■ STATED GOAL: Give the listing again character for character, but drop the images.

Recorded data
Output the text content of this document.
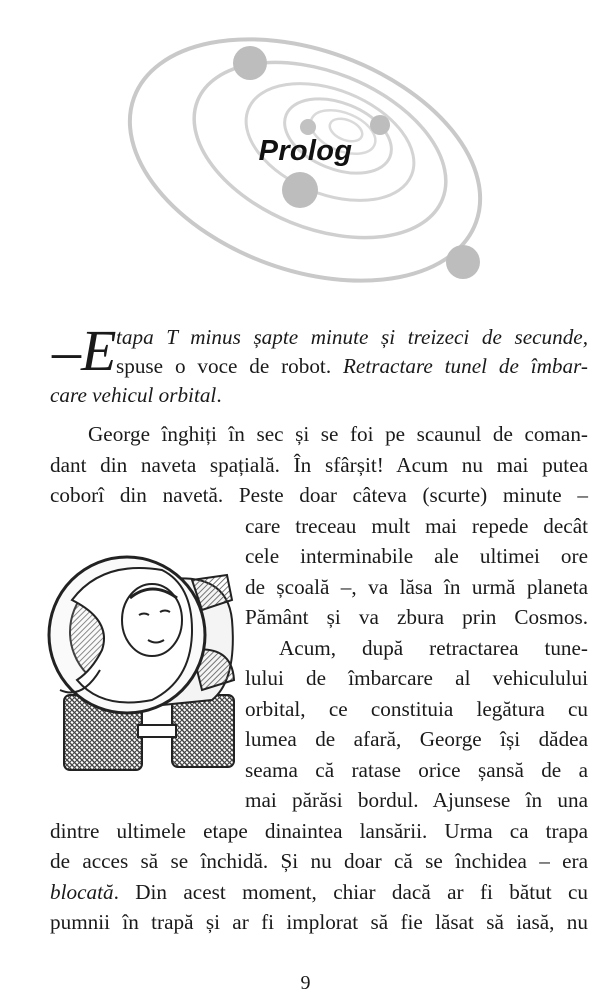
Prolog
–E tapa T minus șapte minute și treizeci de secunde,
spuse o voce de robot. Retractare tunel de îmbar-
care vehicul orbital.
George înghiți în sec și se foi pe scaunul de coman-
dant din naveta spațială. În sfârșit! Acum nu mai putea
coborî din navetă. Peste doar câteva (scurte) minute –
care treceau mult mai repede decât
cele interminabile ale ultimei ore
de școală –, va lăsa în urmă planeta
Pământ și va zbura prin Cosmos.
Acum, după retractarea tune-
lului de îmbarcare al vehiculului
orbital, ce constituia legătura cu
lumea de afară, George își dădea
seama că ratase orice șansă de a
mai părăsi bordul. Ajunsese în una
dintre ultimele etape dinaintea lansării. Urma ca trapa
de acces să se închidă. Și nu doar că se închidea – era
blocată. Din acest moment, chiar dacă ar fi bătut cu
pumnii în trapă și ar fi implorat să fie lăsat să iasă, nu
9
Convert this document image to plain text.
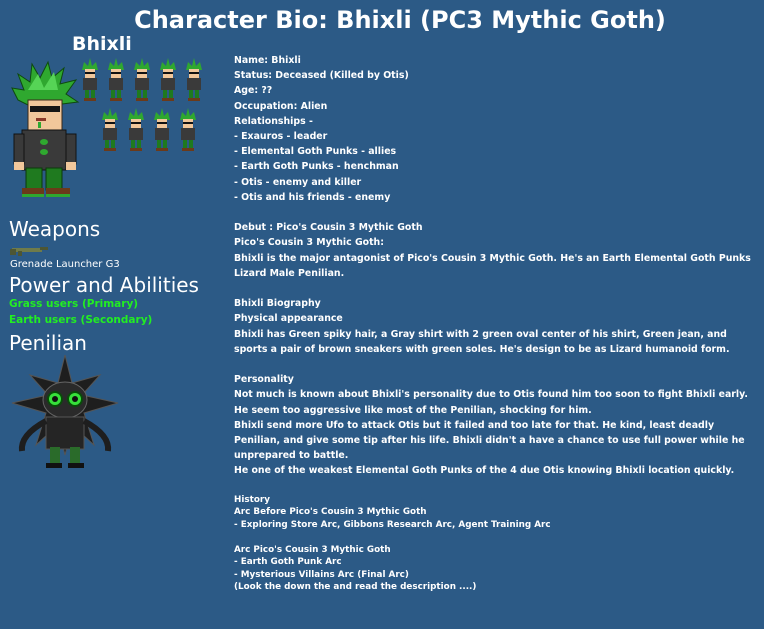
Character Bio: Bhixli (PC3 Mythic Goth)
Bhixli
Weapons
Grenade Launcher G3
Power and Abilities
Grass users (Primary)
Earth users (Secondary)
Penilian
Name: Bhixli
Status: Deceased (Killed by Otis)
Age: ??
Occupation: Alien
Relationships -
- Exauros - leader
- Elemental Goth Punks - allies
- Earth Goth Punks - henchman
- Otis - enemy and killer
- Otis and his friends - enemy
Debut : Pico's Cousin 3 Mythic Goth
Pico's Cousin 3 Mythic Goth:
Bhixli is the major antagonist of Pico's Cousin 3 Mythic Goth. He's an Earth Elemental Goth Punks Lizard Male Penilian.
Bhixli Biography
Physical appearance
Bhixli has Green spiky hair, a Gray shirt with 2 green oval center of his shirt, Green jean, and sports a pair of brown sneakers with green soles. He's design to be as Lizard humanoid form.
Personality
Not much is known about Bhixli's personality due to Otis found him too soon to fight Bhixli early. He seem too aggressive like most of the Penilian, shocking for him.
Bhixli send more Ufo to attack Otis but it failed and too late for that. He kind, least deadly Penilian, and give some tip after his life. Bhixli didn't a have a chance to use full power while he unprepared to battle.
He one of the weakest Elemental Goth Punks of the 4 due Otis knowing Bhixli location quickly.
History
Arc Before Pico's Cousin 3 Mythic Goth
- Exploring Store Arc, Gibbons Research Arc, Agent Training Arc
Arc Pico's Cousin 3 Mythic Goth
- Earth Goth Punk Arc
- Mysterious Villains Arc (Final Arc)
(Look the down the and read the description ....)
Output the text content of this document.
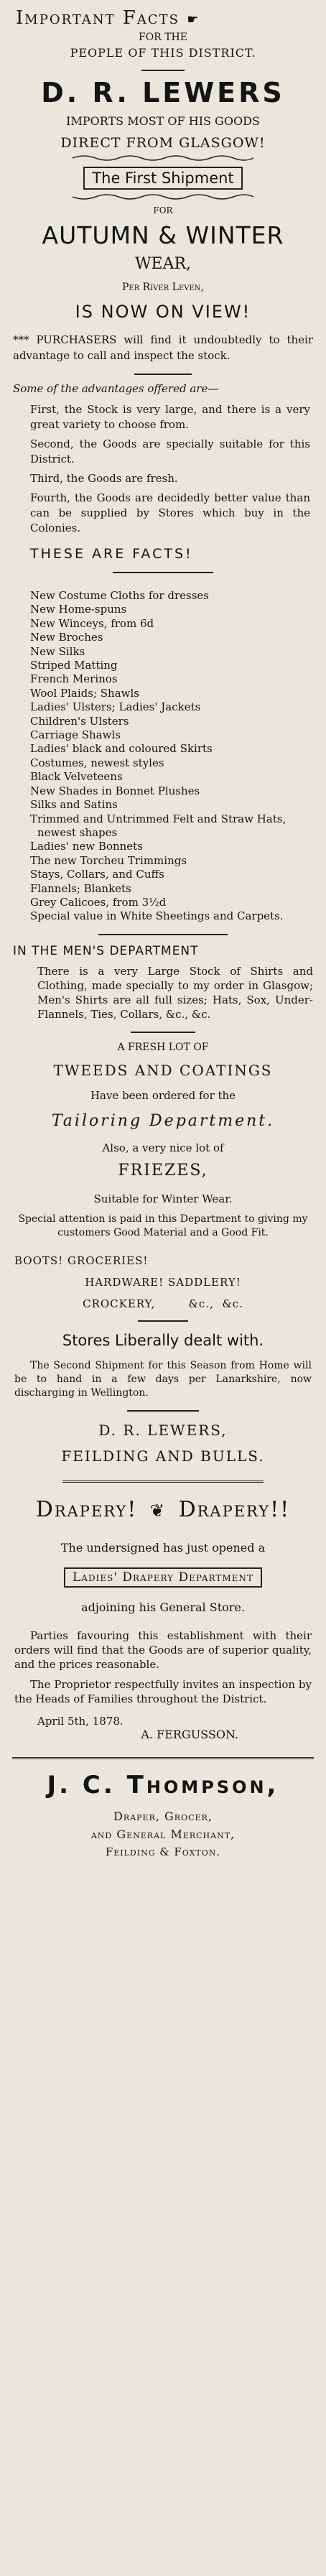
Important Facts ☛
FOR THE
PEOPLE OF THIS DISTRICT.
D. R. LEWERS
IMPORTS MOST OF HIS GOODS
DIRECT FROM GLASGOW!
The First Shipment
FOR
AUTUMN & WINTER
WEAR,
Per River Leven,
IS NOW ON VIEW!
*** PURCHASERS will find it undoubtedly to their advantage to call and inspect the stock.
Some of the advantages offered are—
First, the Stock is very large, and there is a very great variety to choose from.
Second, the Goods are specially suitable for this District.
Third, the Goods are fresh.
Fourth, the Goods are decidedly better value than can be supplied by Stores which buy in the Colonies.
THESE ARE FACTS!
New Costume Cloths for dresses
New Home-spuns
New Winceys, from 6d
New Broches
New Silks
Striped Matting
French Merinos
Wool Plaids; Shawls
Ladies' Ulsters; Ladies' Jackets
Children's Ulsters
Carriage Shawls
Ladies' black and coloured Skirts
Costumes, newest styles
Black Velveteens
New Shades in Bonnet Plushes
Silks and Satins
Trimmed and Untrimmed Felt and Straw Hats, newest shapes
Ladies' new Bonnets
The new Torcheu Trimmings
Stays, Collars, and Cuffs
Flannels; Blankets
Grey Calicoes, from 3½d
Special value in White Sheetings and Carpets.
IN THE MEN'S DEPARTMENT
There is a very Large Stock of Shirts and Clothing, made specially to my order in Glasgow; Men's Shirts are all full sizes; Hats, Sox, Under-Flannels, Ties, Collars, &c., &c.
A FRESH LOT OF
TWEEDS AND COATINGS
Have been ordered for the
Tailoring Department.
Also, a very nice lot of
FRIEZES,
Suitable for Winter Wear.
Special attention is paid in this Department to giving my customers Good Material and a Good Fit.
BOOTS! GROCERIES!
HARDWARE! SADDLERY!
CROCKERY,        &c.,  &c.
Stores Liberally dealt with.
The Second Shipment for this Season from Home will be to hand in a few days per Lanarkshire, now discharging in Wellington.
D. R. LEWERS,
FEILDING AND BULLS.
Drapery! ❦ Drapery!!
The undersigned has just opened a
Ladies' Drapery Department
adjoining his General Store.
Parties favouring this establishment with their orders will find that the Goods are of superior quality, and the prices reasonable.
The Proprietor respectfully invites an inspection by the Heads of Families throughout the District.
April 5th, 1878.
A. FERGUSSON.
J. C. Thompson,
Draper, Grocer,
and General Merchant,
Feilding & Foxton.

■ WRITTEN SOLUTION:
Output the text content of this document.
Prolog
–E tapa T minus șapte minute și treizeci de secunde,
spuse o voce de robot. Retractare tunel de îmbar-
care vehicul orbital.
George înghiți în sec și se foi pe scaunul de coman-
dant din naveta spațială. În sfârșit! Acum nu mai putea
coborî din navetă. Peste doar câteva (scurte) minute –
care treceau mult mai repede decât
cele interminabile ale ultimei ore
de școală –, va lăsa în urmă planeta
Pământ și va zbura prin Cosmos.
Acum, după retractarea tune-
lului de îmbarcare al vehiculului
orbital, ce constituia legătura cu
lumea de afară, George își dădea
seama că ratase orice șansă de a
mai părăsi bordul. Ajunsese în una
dintre ultimele etape dinaintea lansării. Urma ca trapa
de acces să se închidă. Și nu doar că se închidea – era
blocată. Din acest moment, chiar dacă ar fi bătut cu
pumnii în trapă și ar fi implorat să fie lăsat să iasă, nu
9
Convert this document image to plain text.
Character Bio: Bhixli (PC3 Mythic Goth)
Bhixli
Weapons
Grenade Launcher G3
Power and Abilities
Grass users (Primary)
Earth users (Secondary)
Penilian
Name: Bhixli
Status: Deceased (Killed by Otis)
Age: ??
Occupation: Alien
Relationships -
- Exauros - leader
- Elemental Goth Punks - allies
- Earth Goth Punks - henchman
- Otis - enemy and killer
- Otis and his friends - enemy
Debut : Pico's Cousin 3 Mythic Goth
Pico's Cousin 3 Mythic Goth:
Bhixli is the major antagonist of Pico's Cousin 3 Mythic Goth. He's an Earth Elemental Goth Punks Lizard Male Penilian.
Bhixli Biography
Physical appearance
Bhixli has Green spiky hair, a Gray shirt with 2 green oval center of his shirt, Green jean, and sports a pair of brown sneakers with green soles. He's design to be as Lizard humanoid form.
Personality
Not much is known about Bhixli's personality due to Otis found him too soon to fight Bhixli early. He seem too aggressive like most of the Penilian, shocking for him.
Bhixli send more Ufo to attack Otis but it failed and too late for that. He kind, least deadly Penilian, and give some tip after his life. Bhixli didn't a have a chance to use full power while he unprepared to battle.
He one of the weakest Elemental Goth Punks of the 4 due Otis knowing Bhixli location quickly.
History
Arc Before Pico's Cousin 3 Mythic Goth
- Exploring Store Arc, Gibbons Research Arc, Agent Training Arc
Arc Pico's Cousin 3 Mythic Goth
- Earth Goth Punk Arc
- Mysterious Villains Arc (Final Arc)
(Look the down the and read the description ....)
Output the text content of this document.
Important Facts ☛
FOR THE
PEOPLE OF THIS DISTRICT.
D. R. LEWERS
IMPORTS MOST OF HIS GOODS
DIRECT FROM GLASGOW!
The First Shipment
FOR
AUTUMN & WINTER
WEAR,
Per River Leven,
IS NOW ON VIEW!
*** PURCHASERS will find it undoubtedly to their advantage to call and inspect the stock.
Some of the advantages offered are—
First, the Stock is very large, and there is a very great variety to choose from.
Second, the Goods are specially suitable for this District.
Third, the Goods are fresh.
Fourth, the Goods are decidedly better value than can be supplied by Stores which buy in the Colonies.
THESE ARE FACTS!
New Costume Cloths for dresses
New Home-spuns
New Winceys, from 6d
New Broches
New Silks
Striped Matting
French Merinos
Wool Plaids; Shawls
Ladies' Ulsters; Ladies' Jackets
Children's Ulsters
Carriage Shawls
Ladies' black and coloured Skirts
Costumes, newest styles
Black Velveteens
New Shades in Bonnet Plushes
Silks and Satins
Trimmed and Untrimmed Felt and Straw Hats, newest shapes
Ladies' new Bonnets
The new Torcheu Trimmings
Stays, Collars, and Cuffs
Flannels; Blankets
Grey Calicoes, from 3½d
Special value in White Sheetings and Carpets.
IN THE MEN'S DEPARTMENT
There is a very Large Stock of Shirts and Clothing, made specially to my order in Glasgow; Men's Shirts are all full sizes; Hats, Sox, Under-Flannels, Ties, Collars, &c., &c.
A FRESH LOT OF
TWEEDS AND COATINGS
Have been ordered for the
Tailoring Department.
Also, a very nice lot of
FRIEZES,
Suitable for Winter Wear.
Special attention is paid in this Department to giving my customers Good Material and a Good Fit.
BOOTS! GROCERIES!
HARDWARE! SADDLERY!
CROCKERY,        &c.,  &c.
Stores Liberally dealt with.
The Second Shipment for this Season from Home will be to hand in a few days per Lanarkshire, now discharging in Wellington.
D. R. LEWERS,
FEILDING AND BULLS.
Drapery! ❦ Drapery!!
The undersigned has just opened a
Ladies' Drapery Department
adjoining his General Store.
Parties favouring this establishment with their orders will find that the Goods are of superior quality, and the prices reasonable.
The Proprietor respectfully invites an inspection by the Heads of Families throughout the District.
April 5th, 1878.
A. FERGUSSON.
J. C. Thompson,
Draper, Grocer,
and General Merchant,
Feilding & Foxton.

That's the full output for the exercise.